Copy out every line exactly as given.

| PROVIDED RECORDS |
— start —

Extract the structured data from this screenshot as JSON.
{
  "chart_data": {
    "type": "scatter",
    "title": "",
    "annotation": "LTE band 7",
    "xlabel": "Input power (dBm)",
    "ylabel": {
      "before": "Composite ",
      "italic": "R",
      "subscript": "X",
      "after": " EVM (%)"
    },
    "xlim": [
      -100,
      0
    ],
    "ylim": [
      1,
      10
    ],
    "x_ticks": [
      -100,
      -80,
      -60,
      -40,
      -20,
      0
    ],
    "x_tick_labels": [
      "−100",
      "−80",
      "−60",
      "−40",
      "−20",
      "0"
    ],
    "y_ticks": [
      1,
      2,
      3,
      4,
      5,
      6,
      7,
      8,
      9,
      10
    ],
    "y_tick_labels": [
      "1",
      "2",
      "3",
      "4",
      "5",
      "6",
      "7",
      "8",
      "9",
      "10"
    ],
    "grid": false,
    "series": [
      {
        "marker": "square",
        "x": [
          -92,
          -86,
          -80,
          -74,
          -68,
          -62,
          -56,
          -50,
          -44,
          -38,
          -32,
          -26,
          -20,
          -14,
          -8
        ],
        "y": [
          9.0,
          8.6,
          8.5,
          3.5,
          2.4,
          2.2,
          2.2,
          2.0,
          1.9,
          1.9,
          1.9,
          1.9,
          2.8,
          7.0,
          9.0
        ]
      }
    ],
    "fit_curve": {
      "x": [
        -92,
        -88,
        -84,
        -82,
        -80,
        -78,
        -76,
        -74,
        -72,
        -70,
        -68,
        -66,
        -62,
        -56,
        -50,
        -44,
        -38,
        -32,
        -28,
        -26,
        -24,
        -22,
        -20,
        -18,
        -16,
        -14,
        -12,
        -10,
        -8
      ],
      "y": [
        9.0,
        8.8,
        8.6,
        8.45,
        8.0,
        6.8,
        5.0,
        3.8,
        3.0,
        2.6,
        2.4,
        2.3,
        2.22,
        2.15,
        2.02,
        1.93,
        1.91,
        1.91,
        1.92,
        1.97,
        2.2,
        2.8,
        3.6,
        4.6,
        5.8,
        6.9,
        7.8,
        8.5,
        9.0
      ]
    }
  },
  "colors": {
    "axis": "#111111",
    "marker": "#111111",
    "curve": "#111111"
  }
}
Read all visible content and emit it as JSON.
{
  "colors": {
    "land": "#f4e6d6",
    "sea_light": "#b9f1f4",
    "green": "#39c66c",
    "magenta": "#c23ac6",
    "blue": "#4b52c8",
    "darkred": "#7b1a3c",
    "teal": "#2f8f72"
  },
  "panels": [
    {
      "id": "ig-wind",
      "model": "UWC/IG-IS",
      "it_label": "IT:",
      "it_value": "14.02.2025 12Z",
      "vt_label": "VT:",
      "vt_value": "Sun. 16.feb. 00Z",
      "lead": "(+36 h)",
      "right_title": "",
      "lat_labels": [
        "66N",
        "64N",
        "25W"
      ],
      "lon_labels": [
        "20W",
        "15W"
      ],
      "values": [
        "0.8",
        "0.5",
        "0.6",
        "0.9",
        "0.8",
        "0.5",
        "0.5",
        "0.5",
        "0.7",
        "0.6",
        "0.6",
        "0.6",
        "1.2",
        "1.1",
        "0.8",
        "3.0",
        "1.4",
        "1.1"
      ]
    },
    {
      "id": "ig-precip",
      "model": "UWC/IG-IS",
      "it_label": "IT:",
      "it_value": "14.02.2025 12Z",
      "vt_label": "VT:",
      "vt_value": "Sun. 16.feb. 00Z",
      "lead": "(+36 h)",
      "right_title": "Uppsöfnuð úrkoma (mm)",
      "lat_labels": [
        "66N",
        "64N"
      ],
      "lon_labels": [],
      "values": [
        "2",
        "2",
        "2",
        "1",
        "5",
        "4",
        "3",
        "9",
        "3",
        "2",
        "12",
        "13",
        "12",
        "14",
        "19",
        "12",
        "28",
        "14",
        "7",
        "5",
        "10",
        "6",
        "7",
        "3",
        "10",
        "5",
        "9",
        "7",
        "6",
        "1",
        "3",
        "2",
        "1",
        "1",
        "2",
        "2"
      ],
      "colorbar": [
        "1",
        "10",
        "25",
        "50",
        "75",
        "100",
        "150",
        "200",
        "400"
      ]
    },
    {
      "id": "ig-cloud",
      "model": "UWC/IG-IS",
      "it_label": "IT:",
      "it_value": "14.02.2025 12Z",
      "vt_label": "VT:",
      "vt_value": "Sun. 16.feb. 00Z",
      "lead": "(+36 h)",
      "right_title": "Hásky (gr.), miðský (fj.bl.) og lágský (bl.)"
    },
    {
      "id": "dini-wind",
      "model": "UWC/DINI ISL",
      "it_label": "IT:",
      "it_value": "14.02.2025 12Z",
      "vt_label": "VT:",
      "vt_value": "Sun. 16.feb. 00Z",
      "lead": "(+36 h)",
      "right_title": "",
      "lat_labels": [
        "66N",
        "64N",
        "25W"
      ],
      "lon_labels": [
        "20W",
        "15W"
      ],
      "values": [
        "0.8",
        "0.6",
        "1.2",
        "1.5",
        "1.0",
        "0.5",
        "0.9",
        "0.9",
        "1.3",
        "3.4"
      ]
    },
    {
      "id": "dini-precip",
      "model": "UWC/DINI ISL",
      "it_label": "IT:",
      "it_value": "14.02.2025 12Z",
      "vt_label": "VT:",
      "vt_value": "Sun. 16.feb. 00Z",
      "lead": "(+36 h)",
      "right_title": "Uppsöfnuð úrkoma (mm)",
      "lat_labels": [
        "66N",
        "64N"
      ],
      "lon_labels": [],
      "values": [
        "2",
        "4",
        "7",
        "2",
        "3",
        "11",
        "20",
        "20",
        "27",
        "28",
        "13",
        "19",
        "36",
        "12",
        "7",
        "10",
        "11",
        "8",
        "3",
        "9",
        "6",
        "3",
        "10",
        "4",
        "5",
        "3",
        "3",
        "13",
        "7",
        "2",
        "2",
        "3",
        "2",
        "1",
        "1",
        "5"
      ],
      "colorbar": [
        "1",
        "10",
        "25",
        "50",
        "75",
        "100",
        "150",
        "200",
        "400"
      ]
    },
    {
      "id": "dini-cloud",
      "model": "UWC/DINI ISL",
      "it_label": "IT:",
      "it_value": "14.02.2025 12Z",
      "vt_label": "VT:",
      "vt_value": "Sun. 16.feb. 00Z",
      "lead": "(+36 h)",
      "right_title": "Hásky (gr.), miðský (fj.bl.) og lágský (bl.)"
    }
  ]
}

— end —

| ANSWER |
Extract the structured data from this screenshot as JSON.
{
  "chart_data": {
    "type": "scatter",
    "title": "",
    "annotation": "LTE band 7",
    "xlabel": "Input power (dBm)",
    "ylabel": {
      "before": "Composite ",
      "italic": "R",
      "subscript": "X",
      "after": " EVM (%)"
    },
    "xlim": [
      -100,
      0
    ],
    "ylim": [
      1,
      10
    ],
    "x_ticks": [
      -100,
      -80,
      -60,
      -40,
      -20,
      0
    ],
    "x_tick_labels": [
      "−100",
      "−80",
      "−60",
      "−40",
      "−20",
      "0"
    ],
    "y_ticks": [
      1,
      2,
      3,
      4,
      5,
      6,
      7,
      8,
      9,
      10
    ],
    "y_tick_labels": [
      "1",
      "2",
      "3",
      "4",
      "5",
      "6",
      "7",
      "8",
      "9",
      "10"
    ],
    "grid": false,
    "series": [
      {
        "marker": "square",
        "x": [
          -92,
          -86,
          -80,
          -74,
          -68,
          -62,
          -56,
          -50,
          -44,
          -38,
          -32,
          -26,
          -20,
          -14,
          -8
        ],
        "y": [
          9.0,
          8.6,
          8.5,
          3.5,
          2.4,
          2.2,
          2.2,
          2.0,
          1.9,
          1.9,
          1.9,
          1.9,
          2.8,
          7.0,
          9.0
        ]
      }
    ],
    "fit_curve": {
      "x": [
        -92,
        -88,
        -84,
        -82,
        -80,
        -78,
        -76,
        -74,
        -72,
        -70,
        -68,
        -66,
        -62,
        -56,
        -50,
        -44,
        -38,
        -32,
        -28,
        -26,
        -24,
        -22,
        -20,
        -18,
        -16,
        -14,
        -12,
        -10,
        -8
      ],
      "y": [
        9.0,
        8.8,
        8.6,
        8.45,
        8.0,
        6.8,
        5.0,
        3.8,
        3.0,
        2.6,
        2.4,
        2.3,
        2.22,
        2.15,
        2.02,
        1.93,
        1.91,
        1.91,
        1.92,
        1.97,
        2.2,
        2.8,
        3.6,
        4.6,
        5.8,
        6.9,
        7.8,
        8.5,
        9.0
      ]
    }
  },
  "colors": {
    "axis": "#111111",
    "marker": "#111111",
    "curve": "#111111"
  }
}
Read all visible content and emit it as JSON.
{
  "colors": {
    "land": "#f4e6d6",
    "sea_light": "#b9f1f4",
    "green": "#39c66c",
    "magenta": "#c23ac6",
    "blue": "#4b52c8",
    "darkred": "#7b1a3c",
    "teal": "#2f8f72"
  },
  "panels": [
    {
      "id": "ig-wind",
      "model": "UWC/IG-IS",
      "it_label": "IT:",
      "it_value": "14.02.2025 12Z",
      "vt_label": "VT:",
      "vt_value": "Sun. 16.feb. 00Z",
      "lead": "(+36 h)",
      "right_title": "",
      "lat_labels": [
        "66N",
        "64N",
        "25W"
      ],
      "lon_labels": [
        "20W",
        "15W"
      ],
      "values": [
        "0.8",
        "0.5",
        "0.6",
        "0.9",
        "0.8",
        "0.5",
        "0.5",
        "0.5",
        "0.7",
        "0.6",
        "0.6",
        "0.6",
        "1.2",
        "1.1",
        "0.8",
        "3.0",
        "1.4",
        "1.1"
      ]
    },
    {
      "id": "ig-precip",
      "model": "UWC/IG-IS",
      "it_label": "IT:",
      "it_value": "14.02.2025 12Z",
      "vt_label": "VT:",
      "vt_value": "Sun. 16.feb. 00Z",
      "lead": "(+36 h)",
      "right_title": "Uppsöfnuð úrkoma (mm)",
      "lat_labels": [
        "66N",
        "64N"
      ],
      "lon_labels": [],
      "values": [
        "2",
        "2",
        "2",
        "1",
        "5",
        "4",
        "3",
        "9",
        "3",
        "2",
        "12",
        "13",
        "12",
        "14",
        "19",
        "12",
        "28",
        "14",
        "7",
        "5",
        "10",
        "6",
        "7",
        "3",
        "10",
        "5",
        "9",
        "7",
        "6",
        "1",
        "3",
        "2",
        "1",
        "1",
        "2",
        "2"
      ],
      "colorbar": [
        "1",
        "10",
        "25",
        "50",
        "75",
        "100",
        "150",
        "200",
        "400"
      ]
    },
    {
      "id": "ig-cloud",
      "model": "UWC/IG-IS",
      "it_label": "IT:",
      "it_value": "14.02.2025 12Z",
      "vt_label": "VT:",
      "vt_value": "Sun. 16.feb. 00Z",
      "lead": "(+36 h)",
      "right_title": "Hásky (gr.), miðský (fj.bl.) og lágský (bl.)"
    },
    {
      "id": "dini-wind",
      "model": "UWC/DINI ISL",
      "it_label": "IT:",
      "it_value": "14.02.2025 12Z",
      "vt_label": "VT:",
      "vt_value": "Sun. 16.feb. 00Z",
      "lead": "(+36 h)",
      "right_title": "",
      "lat_labels": [
        "66N",
        "64N",
        "25W"
      ],
      "lon_labels": [
        "20W",
        "15W"
      ],
      "values": [
        "0.8",
        "0.6",
        "1.2",
        "1.5",
        "1.0",
        "0.5",
        "0.9",
        "0.9",
        "1.3",
        "3.4"
      ]
    },
    {
      "id": "dini-precip",
      "model": "UWC/DINI ISL",
      "it_label": "IT:",
      "it_value": "14.02.2025 12Z",
      "vt_label": "VT:",
      "vt_value": "Sun. 16.feb. 00Z",
      "lead": "(+36 h)",
      "right_title": "Uppsöfnuð úrkoma (mm)",
      "lat_labels": [
        "66N",
        "64N"
      ],
      "lon_labels": [],
      "values": [
        "2",
        "4",
        "7",
        "2",
        "3",
        "11",
        "20",
        "20",
        "27",
        "28",
        "13",
        "19",
        "36",
        "12",
        "7",
        "10",
        "11",
        "8",
        "3",
        "9",
        "6",
        "3",
        "10",
        "4",
        "5",
        "3",
        "3",
        "13",
        "7",
        "2",
        "2",
        "3",
        "2",
        "1",
        "1",
        "5"
      ],
      "colorbar": [
        "1",
        "10",
        "25",
        "50",
        "75",
        "100",
        "150",
        "200",
        "400"
      ]
    },
    {
      "id": "dini-cloud",
      "model": "UWC/DINI ISL",
      "it_label": "IT:",
      "it_value": "14.02.2025 12Z",
      "vt_label": "VT:",
      "vt_value": "Sun. 16.feb. 00Z",
      "lead": "(+36 h)",
      "right_title": "Hásky (gr.), miðský (fj.bl.) og lágský (bl.)"
    }
  ]
}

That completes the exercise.